Search the records below for the word "gear". Pull out each line that has it.

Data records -

►

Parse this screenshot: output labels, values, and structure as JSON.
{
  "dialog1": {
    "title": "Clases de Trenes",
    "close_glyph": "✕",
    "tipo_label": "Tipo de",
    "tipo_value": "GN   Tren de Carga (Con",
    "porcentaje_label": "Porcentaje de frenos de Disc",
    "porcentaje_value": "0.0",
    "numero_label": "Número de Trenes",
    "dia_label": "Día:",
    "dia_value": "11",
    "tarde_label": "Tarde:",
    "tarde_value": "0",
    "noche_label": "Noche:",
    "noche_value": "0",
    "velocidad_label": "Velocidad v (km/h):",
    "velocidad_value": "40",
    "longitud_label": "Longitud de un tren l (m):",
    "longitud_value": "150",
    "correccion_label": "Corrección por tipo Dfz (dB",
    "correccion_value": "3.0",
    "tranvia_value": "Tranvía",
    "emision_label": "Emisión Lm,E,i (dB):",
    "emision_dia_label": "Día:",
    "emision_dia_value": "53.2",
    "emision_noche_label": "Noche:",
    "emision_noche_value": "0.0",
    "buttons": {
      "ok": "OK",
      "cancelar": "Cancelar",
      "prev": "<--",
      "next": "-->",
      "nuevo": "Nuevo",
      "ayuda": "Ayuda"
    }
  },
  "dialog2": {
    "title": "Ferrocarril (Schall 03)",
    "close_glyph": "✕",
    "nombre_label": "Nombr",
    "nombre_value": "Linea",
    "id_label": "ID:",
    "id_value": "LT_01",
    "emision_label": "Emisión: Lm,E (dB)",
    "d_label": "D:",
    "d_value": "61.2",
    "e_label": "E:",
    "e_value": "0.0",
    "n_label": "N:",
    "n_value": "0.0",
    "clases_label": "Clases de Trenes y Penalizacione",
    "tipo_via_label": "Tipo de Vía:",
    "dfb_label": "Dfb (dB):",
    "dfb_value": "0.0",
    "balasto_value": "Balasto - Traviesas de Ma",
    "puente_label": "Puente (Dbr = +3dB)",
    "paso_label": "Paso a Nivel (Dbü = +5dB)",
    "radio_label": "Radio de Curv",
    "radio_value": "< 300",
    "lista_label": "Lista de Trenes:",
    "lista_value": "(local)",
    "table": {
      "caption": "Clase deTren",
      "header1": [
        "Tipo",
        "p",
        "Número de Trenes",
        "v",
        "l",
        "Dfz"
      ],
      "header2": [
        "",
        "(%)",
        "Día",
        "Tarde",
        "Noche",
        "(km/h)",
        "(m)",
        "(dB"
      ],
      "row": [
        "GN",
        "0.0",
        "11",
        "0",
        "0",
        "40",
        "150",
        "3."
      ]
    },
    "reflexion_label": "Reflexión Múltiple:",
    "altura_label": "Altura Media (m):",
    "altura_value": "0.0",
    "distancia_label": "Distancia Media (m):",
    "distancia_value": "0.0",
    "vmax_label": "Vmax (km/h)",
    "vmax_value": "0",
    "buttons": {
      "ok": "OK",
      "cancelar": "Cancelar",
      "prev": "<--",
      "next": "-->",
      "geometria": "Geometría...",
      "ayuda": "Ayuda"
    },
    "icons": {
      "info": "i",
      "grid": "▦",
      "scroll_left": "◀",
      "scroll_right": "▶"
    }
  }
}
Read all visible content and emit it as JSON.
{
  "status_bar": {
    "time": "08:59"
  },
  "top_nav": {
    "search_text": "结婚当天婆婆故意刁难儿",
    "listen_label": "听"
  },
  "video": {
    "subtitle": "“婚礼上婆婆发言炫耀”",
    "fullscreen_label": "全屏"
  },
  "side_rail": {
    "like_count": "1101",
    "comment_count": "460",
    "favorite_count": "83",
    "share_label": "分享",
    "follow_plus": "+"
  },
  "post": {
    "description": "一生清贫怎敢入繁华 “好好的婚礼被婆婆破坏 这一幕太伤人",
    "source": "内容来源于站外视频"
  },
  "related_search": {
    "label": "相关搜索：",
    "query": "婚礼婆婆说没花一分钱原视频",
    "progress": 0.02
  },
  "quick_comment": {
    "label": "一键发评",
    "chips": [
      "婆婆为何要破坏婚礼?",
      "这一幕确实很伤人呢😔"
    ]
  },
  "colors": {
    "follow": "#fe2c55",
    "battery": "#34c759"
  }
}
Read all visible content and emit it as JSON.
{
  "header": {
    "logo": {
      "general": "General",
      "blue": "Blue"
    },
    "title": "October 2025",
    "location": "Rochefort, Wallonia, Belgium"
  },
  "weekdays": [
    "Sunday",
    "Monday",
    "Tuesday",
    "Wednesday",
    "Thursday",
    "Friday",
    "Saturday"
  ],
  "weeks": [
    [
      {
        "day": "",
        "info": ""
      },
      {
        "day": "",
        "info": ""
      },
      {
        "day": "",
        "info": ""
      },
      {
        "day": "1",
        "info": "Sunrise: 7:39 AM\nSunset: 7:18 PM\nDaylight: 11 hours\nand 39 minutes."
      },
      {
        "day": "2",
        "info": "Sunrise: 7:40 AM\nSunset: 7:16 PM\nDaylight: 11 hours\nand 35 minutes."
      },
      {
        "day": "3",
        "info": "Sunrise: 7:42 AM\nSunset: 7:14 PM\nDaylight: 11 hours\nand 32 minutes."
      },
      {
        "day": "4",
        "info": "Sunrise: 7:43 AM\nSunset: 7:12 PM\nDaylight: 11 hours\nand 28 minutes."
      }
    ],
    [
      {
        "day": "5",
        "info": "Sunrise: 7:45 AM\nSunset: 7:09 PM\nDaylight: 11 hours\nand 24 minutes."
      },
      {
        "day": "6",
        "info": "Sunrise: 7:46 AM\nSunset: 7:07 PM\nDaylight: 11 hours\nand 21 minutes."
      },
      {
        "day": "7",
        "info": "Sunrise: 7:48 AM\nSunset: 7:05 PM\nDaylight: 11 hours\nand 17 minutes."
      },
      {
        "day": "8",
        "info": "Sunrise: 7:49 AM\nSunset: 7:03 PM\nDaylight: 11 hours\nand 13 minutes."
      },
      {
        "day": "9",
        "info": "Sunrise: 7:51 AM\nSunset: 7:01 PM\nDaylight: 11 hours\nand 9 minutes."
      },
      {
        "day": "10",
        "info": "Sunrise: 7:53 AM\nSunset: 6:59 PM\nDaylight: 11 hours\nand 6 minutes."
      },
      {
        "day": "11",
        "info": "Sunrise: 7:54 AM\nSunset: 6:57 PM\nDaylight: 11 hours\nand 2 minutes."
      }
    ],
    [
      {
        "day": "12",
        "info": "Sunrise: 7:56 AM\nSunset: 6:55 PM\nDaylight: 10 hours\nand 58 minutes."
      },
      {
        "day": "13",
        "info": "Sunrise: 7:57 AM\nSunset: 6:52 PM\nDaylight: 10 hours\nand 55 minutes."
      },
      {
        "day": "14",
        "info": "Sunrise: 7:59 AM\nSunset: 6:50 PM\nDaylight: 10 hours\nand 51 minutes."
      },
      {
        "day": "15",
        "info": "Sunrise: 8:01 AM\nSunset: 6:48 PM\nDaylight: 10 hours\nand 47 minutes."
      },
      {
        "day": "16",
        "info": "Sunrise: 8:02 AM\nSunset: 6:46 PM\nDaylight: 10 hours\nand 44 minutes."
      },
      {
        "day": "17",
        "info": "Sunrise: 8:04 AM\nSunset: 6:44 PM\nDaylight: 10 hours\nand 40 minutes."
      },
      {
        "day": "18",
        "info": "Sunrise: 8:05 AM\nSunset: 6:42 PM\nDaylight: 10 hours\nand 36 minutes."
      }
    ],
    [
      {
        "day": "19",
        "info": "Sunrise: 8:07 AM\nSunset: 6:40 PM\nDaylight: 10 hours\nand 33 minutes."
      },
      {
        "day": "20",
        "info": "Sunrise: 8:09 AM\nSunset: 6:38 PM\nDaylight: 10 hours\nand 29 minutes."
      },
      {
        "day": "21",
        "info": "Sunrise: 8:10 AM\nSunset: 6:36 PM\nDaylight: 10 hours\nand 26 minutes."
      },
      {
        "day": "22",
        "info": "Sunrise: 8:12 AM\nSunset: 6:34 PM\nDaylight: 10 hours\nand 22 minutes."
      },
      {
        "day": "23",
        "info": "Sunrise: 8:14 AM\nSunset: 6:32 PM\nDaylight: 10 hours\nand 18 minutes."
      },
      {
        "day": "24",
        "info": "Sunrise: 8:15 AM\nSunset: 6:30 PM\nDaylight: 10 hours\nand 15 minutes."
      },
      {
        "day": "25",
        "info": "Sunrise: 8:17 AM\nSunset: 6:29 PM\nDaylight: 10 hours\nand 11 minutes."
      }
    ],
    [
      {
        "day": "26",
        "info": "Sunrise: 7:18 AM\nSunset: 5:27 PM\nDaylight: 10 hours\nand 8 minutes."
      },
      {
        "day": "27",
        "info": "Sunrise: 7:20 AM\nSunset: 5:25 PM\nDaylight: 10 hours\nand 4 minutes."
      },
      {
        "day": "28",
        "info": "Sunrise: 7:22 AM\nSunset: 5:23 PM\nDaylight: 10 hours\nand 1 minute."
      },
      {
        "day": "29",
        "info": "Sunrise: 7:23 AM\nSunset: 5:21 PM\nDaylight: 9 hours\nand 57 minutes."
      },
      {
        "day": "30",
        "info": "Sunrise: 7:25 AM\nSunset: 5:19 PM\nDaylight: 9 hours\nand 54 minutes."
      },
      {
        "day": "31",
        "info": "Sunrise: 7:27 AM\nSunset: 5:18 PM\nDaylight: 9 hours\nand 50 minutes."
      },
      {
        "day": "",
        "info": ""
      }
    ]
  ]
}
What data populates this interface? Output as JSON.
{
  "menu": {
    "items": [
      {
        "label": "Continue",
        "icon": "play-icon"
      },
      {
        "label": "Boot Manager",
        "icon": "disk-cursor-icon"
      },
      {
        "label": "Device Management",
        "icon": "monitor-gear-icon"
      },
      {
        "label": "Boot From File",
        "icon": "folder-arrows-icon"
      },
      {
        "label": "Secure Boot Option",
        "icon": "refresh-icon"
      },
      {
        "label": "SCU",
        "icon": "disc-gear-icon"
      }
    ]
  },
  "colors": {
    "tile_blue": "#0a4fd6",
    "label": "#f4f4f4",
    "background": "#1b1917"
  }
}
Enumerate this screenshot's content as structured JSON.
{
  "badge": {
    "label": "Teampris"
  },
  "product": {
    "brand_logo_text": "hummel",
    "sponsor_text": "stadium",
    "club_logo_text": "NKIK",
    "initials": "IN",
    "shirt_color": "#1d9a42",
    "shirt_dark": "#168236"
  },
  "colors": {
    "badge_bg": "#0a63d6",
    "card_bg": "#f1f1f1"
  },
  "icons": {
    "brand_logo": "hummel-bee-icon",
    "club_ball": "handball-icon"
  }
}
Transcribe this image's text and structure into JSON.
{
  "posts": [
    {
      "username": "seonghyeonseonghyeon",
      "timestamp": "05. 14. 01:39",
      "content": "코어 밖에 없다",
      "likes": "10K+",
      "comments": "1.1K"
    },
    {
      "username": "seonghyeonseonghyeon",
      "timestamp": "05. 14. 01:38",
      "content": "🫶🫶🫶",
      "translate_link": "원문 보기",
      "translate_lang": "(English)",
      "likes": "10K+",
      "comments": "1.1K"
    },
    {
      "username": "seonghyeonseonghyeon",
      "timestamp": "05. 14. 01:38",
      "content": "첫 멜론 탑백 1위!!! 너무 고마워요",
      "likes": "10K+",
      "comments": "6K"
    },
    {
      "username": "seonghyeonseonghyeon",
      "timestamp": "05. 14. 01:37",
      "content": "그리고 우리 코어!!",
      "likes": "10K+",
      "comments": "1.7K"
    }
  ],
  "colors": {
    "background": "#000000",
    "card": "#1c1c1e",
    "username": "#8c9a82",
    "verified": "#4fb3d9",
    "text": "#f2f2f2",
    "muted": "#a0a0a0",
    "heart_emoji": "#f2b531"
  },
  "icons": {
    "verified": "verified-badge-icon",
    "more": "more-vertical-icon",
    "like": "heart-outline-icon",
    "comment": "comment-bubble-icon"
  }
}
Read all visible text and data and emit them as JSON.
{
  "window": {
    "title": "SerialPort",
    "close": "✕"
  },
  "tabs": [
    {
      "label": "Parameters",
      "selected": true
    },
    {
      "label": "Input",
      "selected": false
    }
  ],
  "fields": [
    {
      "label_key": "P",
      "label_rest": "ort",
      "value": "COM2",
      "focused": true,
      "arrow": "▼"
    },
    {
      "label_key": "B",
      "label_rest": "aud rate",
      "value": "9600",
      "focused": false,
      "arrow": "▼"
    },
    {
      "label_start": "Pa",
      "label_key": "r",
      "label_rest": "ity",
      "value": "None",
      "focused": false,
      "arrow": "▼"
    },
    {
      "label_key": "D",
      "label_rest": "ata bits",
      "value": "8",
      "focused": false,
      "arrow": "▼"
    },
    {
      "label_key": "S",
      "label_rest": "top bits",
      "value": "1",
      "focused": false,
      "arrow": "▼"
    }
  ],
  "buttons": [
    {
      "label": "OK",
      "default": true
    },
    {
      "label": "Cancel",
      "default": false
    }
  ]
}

◄

Problem solution -
        "icon": "monitor-gear-icon"
        "icon": "disc-gear-icon"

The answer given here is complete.